#### Directions for this task:
Gather the lines below that include the string "screenshot", copying each in full.
..............................
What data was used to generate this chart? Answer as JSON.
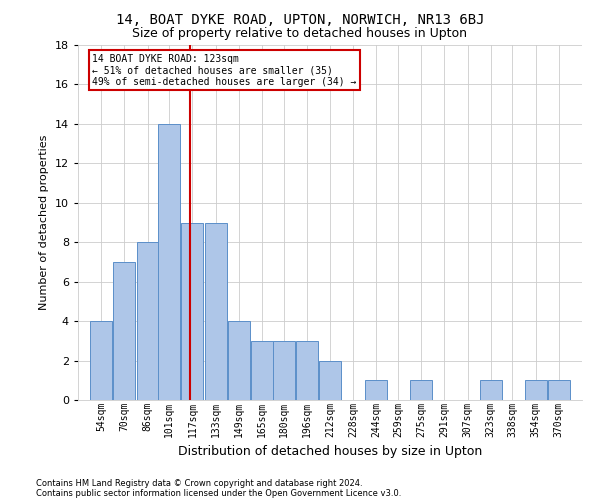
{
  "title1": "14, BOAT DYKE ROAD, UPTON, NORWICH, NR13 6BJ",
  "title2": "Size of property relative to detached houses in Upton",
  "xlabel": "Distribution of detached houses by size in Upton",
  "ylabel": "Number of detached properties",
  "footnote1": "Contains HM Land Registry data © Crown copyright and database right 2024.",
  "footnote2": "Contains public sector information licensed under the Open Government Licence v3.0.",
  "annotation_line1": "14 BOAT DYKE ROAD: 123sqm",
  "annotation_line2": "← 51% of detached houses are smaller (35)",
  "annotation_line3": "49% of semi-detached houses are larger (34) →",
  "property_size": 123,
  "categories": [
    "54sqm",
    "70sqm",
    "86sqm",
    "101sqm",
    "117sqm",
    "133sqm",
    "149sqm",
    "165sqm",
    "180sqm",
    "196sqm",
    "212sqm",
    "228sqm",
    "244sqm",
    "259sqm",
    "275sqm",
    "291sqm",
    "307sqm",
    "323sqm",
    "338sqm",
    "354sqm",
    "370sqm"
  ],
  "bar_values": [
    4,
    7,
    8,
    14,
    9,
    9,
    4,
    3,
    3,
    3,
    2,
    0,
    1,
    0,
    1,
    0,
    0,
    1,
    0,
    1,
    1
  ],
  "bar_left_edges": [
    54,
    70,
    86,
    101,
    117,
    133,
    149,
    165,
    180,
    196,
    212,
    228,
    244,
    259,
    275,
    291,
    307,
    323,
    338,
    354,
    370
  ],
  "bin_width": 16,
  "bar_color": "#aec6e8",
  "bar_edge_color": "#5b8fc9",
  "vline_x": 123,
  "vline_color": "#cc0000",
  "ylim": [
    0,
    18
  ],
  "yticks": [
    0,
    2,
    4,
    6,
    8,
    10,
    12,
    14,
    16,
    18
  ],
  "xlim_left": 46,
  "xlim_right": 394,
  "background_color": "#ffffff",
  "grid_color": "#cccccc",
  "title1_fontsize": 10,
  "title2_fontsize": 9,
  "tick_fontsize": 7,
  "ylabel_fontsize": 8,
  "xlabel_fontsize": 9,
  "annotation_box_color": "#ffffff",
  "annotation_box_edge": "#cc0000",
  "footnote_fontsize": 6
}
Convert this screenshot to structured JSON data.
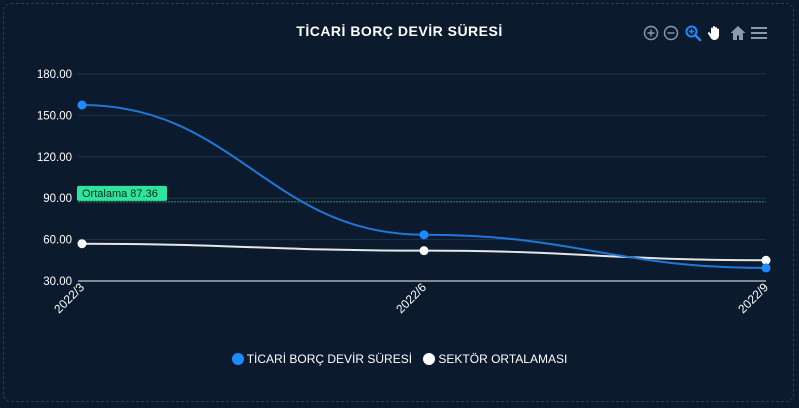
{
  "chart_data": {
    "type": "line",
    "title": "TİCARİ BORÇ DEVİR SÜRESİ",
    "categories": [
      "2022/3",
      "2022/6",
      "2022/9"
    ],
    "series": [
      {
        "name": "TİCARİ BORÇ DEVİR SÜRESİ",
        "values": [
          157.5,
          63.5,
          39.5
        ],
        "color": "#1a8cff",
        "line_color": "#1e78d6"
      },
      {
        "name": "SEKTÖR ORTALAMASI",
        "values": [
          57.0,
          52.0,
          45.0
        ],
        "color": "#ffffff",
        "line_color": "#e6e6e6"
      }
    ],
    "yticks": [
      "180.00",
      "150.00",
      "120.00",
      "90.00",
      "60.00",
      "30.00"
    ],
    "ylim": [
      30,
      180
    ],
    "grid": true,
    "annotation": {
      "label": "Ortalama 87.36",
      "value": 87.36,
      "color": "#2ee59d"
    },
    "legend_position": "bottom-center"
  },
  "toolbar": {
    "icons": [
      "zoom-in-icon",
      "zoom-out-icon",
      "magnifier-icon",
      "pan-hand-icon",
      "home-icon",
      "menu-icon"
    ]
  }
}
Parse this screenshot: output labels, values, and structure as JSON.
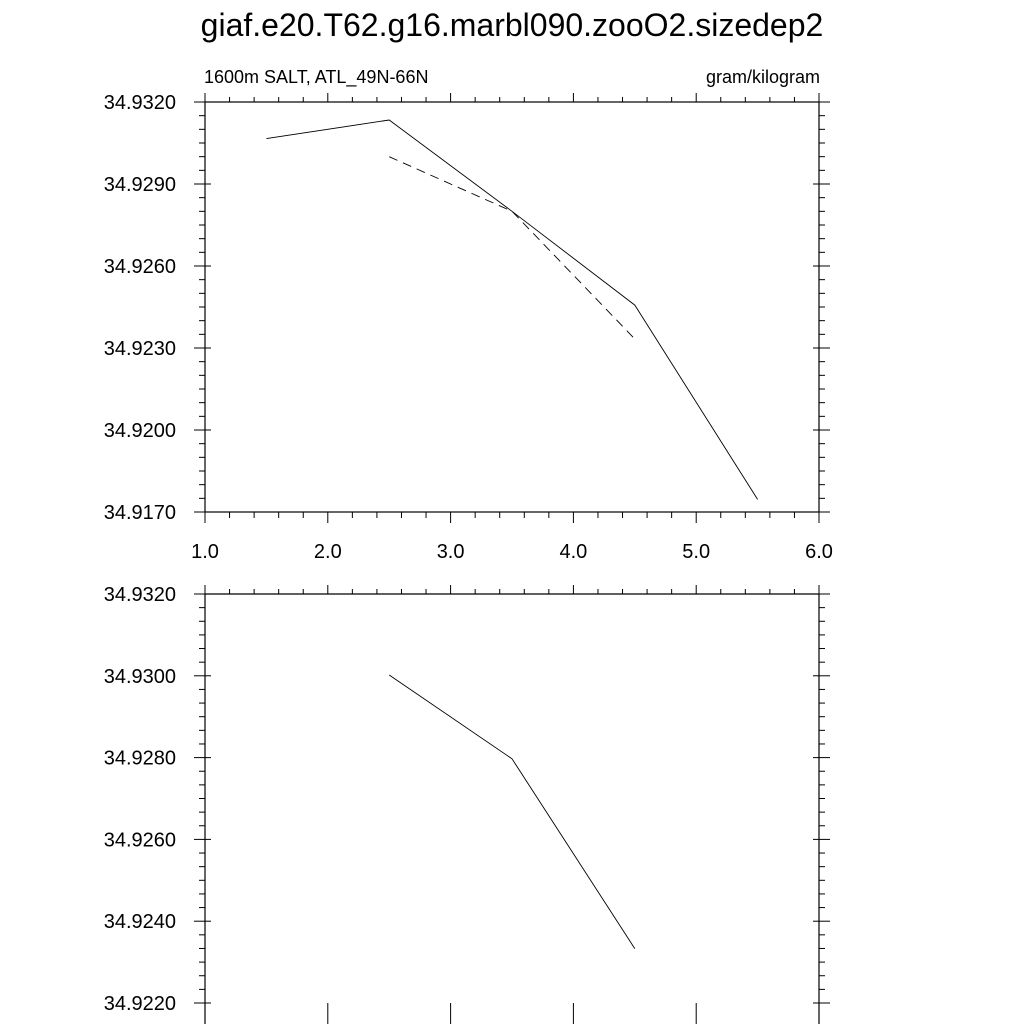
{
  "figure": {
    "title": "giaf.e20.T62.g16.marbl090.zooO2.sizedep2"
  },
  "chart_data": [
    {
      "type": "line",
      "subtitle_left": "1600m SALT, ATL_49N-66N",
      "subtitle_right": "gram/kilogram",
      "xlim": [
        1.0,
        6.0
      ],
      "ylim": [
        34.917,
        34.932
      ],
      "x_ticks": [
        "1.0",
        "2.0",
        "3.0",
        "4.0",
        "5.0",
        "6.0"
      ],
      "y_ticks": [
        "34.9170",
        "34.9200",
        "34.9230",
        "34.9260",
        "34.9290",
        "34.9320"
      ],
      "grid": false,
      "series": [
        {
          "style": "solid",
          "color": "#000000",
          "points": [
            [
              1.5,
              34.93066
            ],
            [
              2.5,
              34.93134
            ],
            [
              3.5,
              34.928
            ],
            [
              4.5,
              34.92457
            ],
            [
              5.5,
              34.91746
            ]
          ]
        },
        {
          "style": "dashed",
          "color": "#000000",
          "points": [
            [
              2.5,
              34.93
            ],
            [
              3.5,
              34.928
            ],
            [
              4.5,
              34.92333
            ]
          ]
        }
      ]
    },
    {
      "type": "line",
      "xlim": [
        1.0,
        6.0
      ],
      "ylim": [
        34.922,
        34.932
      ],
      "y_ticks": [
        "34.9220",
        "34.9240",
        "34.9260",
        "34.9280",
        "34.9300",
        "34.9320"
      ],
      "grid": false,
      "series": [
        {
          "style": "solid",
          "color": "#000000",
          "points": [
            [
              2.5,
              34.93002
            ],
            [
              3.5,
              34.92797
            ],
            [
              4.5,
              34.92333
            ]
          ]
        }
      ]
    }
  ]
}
..............................
#### Task answer:
Convert this screenshot to structured JSON data.
Parse this screenshot: output labels, values, and structure as JSON.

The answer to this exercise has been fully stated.